> _Task to complete_
Copy out all lines carrying the word "Grüner".

> _The data_
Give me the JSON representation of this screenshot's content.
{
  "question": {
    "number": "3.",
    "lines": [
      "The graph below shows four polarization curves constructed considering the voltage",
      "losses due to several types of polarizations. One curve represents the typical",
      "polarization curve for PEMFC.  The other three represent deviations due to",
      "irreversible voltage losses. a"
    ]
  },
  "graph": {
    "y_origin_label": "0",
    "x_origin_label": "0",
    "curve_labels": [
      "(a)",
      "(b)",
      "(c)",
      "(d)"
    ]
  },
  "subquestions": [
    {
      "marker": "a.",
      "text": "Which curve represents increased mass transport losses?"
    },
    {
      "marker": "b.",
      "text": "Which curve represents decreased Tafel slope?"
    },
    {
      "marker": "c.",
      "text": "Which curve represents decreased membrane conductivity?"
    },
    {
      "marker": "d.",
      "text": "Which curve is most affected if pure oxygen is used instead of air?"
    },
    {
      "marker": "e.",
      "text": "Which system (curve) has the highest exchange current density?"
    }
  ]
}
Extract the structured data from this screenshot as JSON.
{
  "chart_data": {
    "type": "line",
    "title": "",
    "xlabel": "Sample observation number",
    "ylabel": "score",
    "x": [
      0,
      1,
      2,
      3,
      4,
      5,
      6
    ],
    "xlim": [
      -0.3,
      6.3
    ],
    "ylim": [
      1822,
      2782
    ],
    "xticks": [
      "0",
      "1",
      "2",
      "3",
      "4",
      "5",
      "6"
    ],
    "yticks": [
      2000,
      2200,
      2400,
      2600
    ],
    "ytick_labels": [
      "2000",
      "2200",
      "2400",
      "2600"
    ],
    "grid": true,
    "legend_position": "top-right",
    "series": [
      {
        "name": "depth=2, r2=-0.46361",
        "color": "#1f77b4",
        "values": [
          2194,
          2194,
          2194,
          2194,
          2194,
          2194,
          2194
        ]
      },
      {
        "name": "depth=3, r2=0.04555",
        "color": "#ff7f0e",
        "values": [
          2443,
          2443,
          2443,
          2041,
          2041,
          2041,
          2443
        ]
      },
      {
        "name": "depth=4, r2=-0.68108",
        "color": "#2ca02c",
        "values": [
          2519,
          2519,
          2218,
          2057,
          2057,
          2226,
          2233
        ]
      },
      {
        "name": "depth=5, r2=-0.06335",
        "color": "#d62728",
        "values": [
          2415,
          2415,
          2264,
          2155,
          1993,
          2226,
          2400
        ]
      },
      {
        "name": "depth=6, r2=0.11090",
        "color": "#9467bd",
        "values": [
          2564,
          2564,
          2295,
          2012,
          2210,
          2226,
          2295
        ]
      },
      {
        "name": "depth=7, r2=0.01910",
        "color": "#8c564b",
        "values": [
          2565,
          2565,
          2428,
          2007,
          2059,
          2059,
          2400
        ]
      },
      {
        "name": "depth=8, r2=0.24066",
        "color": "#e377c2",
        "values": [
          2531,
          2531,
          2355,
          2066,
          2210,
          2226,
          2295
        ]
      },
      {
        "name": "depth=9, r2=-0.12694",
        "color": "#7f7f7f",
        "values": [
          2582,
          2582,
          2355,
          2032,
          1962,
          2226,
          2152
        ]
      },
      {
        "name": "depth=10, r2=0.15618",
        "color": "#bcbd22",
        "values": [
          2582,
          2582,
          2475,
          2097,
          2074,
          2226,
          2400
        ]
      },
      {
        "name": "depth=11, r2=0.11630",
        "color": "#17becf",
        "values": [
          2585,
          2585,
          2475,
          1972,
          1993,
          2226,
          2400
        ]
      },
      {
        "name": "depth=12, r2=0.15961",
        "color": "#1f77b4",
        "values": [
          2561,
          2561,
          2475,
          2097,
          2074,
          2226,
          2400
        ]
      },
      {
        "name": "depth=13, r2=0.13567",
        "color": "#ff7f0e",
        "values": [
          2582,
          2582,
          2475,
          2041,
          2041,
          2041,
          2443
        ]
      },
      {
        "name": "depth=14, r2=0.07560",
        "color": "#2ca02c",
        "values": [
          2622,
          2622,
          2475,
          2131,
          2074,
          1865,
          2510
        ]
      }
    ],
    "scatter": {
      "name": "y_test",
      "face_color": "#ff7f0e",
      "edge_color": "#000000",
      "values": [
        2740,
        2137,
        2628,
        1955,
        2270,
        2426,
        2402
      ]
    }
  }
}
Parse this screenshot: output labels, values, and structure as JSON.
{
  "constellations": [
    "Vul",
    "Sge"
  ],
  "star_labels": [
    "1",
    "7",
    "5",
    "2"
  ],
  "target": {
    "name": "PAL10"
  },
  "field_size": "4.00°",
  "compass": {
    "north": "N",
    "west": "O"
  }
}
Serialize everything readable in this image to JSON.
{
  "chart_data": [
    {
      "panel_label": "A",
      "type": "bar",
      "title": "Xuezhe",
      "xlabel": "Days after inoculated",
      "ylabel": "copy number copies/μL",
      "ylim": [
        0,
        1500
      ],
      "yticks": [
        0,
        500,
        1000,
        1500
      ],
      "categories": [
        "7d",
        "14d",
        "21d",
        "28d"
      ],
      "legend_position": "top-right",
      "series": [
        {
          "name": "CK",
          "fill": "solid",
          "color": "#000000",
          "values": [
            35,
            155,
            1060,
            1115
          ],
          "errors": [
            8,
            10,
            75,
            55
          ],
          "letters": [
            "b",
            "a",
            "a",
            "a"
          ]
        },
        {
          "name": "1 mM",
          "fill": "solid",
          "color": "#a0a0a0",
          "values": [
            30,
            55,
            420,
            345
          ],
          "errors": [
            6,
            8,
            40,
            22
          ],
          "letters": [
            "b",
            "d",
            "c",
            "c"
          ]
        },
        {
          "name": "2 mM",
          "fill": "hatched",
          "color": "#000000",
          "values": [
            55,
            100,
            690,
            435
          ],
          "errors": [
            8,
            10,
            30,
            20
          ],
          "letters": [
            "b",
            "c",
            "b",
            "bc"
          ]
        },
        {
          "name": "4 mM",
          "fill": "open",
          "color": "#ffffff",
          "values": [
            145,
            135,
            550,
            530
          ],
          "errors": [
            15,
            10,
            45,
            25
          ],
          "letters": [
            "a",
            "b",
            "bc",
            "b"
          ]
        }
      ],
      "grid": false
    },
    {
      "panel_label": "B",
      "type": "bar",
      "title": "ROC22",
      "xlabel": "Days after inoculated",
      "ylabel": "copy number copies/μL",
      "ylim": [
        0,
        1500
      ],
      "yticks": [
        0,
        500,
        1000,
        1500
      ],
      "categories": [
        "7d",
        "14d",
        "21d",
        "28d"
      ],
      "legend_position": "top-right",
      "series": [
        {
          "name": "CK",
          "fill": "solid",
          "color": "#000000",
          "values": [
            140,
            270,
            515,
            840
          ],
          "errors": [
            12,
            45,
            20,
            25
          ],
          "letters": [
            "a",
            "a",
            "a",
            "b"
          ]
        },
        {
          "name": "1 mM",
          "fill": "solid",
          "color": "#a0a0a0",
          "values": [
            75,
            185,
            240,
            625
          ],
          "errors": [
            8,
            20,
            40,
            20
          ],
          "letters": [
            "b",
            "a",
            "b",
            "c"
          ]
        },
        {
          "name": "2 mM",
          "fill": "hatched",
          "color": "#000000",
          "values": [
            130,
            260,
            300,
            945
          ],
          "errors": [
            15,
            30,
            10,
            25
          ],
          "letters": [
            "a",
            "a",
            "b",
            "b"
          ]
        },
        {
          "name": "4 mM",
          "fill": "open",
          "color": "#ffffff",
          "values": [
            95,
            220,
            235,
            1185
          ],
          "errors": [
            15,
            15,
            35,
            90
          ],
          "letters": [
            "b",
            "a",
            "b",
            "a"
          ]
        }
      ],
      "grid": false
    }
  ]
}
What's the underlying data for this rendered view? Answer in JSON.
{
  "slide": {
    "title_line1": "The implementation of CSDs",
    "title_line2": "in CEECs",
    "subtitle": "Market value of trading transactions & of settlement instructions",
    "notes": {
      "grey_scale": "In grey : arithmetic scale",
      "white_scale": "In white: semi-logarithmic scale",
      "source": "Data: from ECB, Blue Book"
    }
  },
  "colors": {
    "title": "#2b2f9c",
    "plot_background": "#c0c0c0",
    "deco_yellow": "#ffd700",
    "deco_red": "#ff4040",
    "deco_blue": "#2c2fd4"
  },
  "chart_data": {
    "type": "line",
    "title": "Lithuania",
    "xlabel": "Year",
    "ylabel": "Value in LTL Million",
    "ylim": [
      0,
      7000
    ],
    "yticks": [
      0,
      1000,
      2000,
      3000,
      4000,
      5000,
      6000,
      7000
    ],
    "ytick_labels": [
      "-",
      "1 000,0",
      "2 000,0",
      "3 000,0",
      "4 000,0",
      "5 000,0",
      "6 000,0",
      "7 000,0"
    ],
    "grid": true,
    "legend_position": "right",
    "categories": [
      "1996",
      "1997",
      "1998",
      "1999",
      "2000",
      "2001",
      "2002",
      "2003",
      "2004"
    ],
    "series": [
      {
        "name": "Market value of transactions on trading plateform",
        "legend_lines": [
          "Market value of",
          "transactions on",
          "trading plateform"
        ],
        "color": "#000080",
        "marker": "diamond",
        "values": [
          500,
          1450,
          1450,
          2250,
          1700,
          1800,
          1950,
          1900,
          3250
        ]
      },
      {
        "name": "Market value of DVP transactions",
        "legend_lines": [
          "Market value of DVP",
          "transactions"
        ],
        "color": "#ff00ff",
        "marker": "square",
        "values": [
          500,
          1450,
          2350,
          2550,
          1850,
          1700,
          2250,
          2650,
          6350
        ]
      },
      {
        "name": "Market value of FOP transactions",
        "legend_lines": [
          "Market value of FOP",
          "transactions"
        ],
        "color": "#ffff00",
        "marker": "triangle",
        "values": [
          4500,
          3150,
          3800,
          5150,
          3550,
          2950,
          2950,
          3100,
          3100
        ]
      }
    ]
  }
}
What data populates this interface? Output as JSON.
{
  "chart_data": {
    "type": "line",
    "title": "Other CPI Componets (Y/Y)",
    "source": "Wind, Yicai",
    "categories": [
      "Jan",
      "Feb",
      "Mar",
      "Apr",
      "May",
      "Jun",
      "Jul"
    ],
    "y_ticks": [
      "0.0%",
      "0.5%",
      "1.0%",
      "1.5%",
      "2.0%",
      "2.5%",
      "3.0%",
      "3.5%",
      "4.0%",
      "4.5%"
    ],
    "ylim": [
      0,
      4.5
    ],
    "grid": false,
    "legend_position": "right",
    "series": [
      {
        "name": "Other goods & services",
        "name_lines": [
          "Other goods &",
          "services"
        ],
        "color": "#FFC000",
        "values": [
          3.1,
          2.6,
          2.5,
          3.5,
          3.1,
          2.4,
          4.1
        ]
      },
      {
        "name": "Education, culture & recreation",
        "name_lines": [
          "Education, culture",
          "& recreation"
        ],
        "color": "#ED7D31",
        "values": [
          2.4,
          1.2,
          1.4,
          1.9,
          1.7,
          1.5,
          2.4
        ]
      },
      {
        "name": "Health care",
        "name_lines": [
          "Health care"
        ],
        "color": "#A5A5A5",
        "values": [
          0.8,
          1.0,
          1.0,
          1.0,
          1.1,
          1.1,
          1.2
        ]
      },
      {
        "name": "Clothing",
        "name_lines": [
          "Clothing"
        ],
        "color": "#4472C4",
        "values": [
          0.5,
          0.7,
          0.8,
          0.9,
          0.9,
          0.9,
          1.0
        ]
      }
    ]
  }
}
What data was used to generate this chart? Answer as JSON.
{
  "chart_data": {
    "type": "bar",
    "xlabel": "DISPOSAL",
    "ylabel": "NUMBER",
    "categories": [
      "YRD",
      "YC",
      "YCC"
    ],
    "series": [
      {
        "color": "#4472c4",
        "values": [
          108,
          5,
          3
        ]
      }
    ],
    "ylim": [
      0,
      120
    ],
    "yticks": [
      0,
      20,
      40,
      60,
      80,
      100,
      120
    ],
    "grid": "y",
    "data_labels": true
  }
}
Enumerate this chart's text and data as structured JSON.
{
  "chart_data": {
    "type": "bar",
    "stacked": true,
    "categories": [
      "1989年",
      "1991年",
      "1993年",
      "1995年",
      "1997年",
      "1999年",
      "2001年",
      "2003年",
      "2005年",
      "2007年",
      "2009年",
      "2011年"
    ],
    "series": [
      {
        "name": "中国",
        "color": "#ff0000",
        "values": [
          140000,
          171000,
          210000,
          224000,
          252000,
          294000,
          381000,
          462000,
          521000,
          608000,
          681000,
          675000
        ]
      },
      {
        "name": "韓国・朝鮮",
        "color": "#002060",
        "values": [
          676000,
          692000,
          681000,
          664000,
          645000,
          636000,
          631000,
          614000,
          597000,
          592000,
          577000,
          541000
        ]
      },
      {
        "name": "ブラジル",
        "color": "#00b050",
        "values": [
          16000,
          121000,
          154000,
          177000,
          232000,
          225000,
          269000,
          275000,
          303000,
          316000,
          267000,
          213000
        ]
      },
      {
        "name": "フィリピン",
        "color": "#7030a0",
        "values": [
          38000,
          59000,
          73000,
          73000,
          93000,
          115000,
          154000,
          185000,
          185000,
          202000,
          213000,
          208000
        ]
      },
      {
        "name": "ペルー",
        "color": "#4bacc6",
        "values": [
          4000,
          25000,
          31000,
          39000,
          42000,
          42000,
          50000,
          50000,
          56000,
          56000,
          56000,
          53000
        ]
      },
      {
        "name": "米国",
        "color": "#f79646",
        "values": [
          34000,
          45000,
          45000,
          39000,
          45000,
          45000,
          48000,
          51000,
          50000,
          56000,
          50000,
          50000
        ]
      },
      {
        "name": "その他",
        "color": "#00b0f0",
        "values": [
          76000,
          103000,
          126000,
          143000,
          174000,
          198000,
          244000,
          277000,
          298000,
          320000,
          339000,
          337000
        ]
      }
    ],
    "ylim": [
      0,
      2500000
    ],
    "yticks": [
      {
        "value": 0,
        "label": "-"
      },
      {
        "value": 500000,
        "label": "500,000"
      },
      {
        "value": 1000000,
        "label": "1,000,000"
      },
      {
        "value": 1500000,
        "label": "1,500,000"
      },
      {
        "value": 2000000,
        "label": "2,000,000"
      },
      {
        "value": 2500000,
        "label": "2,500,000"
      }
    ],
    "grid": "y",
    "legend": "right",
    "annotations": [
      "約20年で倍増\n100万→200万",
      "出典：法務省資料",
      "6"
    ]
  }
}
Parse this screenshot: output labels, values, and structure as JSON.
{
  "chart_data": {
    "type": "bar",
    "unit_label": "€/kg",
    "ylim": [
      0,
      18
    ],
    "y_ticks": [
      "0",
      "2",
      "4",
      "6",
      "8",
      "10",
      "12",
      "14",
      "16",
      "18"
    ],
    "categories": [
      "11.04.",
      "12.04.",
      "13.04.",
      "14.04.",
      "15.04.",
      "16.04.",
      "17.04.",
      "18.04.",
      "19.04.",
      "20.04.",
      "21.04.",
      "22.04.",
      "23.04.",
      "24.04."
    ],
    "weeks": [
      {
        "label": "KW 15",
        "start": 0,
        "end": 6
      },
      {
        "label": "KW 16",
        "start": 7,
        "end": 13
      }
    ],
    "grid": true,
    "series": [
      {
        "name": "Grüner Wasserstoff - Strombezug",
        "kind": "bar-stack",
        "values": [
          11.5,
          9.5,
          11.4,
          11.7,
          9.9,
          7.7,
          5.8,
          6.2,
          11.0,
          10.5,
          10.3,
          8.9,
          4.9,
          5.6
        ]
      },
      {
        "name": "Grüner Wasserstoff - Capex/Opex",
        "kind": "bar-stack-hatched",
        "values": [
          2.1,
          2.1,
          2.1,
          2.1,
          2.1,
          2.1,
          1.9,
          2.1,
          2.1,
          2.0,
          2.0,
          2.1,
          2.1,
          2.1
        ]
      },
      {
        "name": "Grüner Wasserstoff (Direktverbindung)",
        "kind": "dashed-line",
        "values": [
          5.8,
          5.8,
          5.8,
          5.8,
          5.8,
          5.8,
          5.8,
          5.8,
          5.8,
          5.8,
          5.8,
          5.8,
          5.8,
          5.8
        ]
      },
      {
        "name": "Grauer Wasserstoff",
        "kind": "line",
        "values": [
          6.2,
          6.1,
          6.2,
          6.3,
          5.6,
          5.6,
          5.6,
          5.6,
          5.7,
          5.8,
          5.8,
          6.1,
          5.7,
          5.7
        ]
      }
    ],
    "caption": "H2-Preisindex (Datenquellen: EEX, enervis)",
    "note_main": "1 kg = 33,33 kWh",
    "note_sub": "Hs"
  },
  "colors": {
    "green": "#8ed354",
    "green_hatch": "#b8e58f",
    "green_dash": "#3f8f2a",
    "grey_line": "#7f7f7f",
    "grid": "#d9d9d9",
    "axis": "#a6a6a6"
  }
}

> _Response_
        "name": "Grüner Wasserstoff - Strombezug",
        "name": "Grüner Wasserstoff - Capex/Opex",
        "name": "Grüner Wasserstoff (Direktverbindung)",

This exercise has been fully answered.